- [SUPPLIED DATA]

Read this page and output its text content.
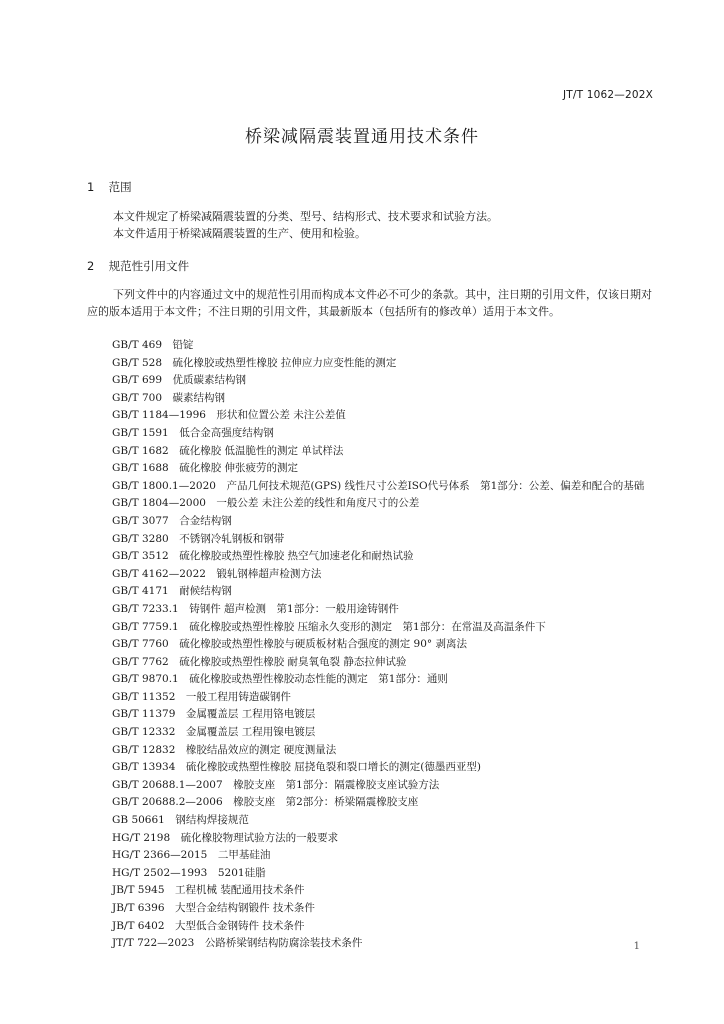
JT/T 1062—202X
桥梁减隔震装置通用技术条件
1 范围
本文件规定了桥梁减隔震装置的分类、型号、结构形式、技术要求和试验方法。
本文件适用于桥梁减隔震装置的生产、使用和检验。
2 规范性引用文件
下列文件中的内容通过文中的规范性引用而构成本文件必不可少的条款。其中，注日期的引用文件，仅该日期对应的版本适用于本文件；不注日期的引用文件，其最新版本（包括所有的修改单）适用于本文件。

GB/T 469　铅锭

GB/T 528　硫化橡胶或热塑性橡胶 拉伸应力应变性能的测定

GB/T 699　优质碳素结构钢

GB/T 700　碳素结构钢

GB/T 1184—1996　形状和位置公差 未注公差值

GB/T 1591　低合金高强度结构钢

GB/T 1682　硫化橡胶 低温脆性的测定 单试样法

GB/T 1688　硫化橡胶 伸张疲劳的测定

GB/T 1800.1—2020　产品几何技术规范(GPS) 线性尺寸公差ISO代号体系　第1部分：公差、偏差和配合的基础

GB/T 1804—2000　一般公差 未注公差的线性和角度尺寸的公差

GB/T 3077　合金结构钢

GB/T 3280　不锈钢冷轧钢板和钢带

GB/T 3512　硫化橡胶或热塑性橡胶 热空气加速老化和耐热试验

GB/T 4162—2022　锻轧钢棒超声检测方法

GB/T 4171　耐候结构钢

GB/T 7233.1　铸钢件 超声检测　第1部分：一般用途铸钢件

GB/T 7759.1　硫化橡胶或热塑性橡胶 压缩永久变形的测定　第1部分：在常温及高温条件下

GB/T 7760　硫化橡胶或热塑性橡胶与硬质板材粘合强度的测定 90° 剥离法

GB/T 7762　硫化橡胶或热塑性橡胶 耐臭氧龟裂 静态拉伸试验

GB/T 9870.1　硫化橡胶或热塑性橡胶动态性能的测定　第1部分：通则

GB/T 11352　一般工程用铸造碳钢件

GB/T 11379　金属覆盖层 工程用铬电镀层

GB/T 12332　金属覆盖层 工程用镍电镀层

GB/T 12832　橡胶结晶效应的测定 硬度测量法

GB/T 13934　硫化橡胶或热塑性橡胶 屈挠龟裂和裂口增长的测定(德墨西亚型)

GB/T 20688.1—2007　橡胶支座　第1部分：隔震橡胶支座试验方法

GB/T 20688.2—2006　橡胶支座　第2部分：桥梁隔震橡胶支座

GB 50661　钢结构焊接规范

HG/T 2198　硫化橡胶物理试验方法的一般要求

HG/T 2366—2015　二甲基硅油

HG/T 2502—1993　5201硅脂

JB/T 5945　工程机械 装配通用技术条件

JB/T 6396　大型合金结构钢锻件 技术条件

JB/T 6402　大型低合金钢铸件 技术条件

JT/T 722—2023　公路桥梁钢结构防腐涂装技术条件	1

- [BRIEF] Take the listing above and print it exactly, apart from the pictures.

- [THE RESULT]
Read this page and output its text content.
JT/T 1062—202X
桥梁减隔震装置通用技术条件
1 范围
本文件规定了桥梁减隔震装置的分类、型号、结构形式、技术要求和试验方法。
本文件适用于桥梁减隔震装置的生产、使用和检验。
2 规范性引用文件
下列文件中的内容通过文中的规范性引用而构成本文件必不可少的条款。其中，注日期的引用文件，仅该日期对应的版本适用于本文件；不注日期的引用文件，其最新版本（包括所有的修改单）适用于本文件。

GB/T 469　铅锭

GB/T 528　硫化橡胶或热塑性橡胶 拉伸应力应变性能的测定

GB/T 699　优质碳素结构钢

GB/T 700　碳素结构钢

GB/T 1184—1996　形状和位置公差 未注公差值

GB/T 1591　低合金高强度结构钢

GB/T 1682　硫化橡胶 低温脆性的测定 单试样法

GB/T 1688　硫化橡胶 伸张疲劳的测定

GB/T 1800.1—2020　产品几何技术规范(GPS) 线性尺寸公差ISO代号体系　第1部分：公差、偏差和配合的基础

GB/T 1804—2000　一般公差 未注公差的线性和角度尺寸的公差

GB/T 3077　合金结构钢

GB/T 3280　不锈钢冷轧钢板和钢带

GB/T 3512　硫化橡胶或热塑性橡胶 热空气加速老化和耐热试验

GB/T 4162—2022　锻轧钢棒超声检测方法

GB/T 4171　耐候结构钢

GB/T 7233.1　铸钢件 超声检测　第1部分：一般用途铸钢件

GB/T 7759.1　硫化橡胶或热塑性橡胶 压缩永久变形的测定　第1部分：在常温及高温条件下

GB/T 7760　硫化橡胶或热塑性橡胶与硬质板材粘合强度的测定 90° 剥离法

GB/T 7762　硫化橡胶或热塑性橡胶 耐臭氧龟裂 静态拉伸试验

GB/T 9870.1　硫化橡胶或热塑性橡胶动态性能的测定　第1部分：通则

GB/T 11352　一般工程用铸造碳钢件

GB/T 11379　金属覆盖层 工程用铬电镀层

GB/T 12332　金属覆盖层 工程用镍电镀层

GB/T 12832　橡胶结晶效应的测定 硬度测量法

GB/T 13934　硫化橡胶或热塑性橡胶 屈挠龟裂和裂口增长的测定(德墨西亚型)

GB/T 20688.1—2007　橡胶支座　第1部分：隔震橡胶支座试验方法

GB/T 20688.2—2006　橡胶支座　第2部分：桥梁隔震橡胶支座

GB 50661　钢结构焊接规范

HG/T 2198　硫化橡胶物理试验方法的一般要求

HG/T 2366—2015　二甲基硅油

HG/T 2502—1993　5201硅脂

JB/T 5945　工程机械 装配通用技术条件

JB/T 6396　大型合金结构钢锻件 技术条件

JB/T 6402　大型低合金钢铸件 技术条件

JT/T 722—2023　公路桥梁钢结构防腐涂装技术条件	1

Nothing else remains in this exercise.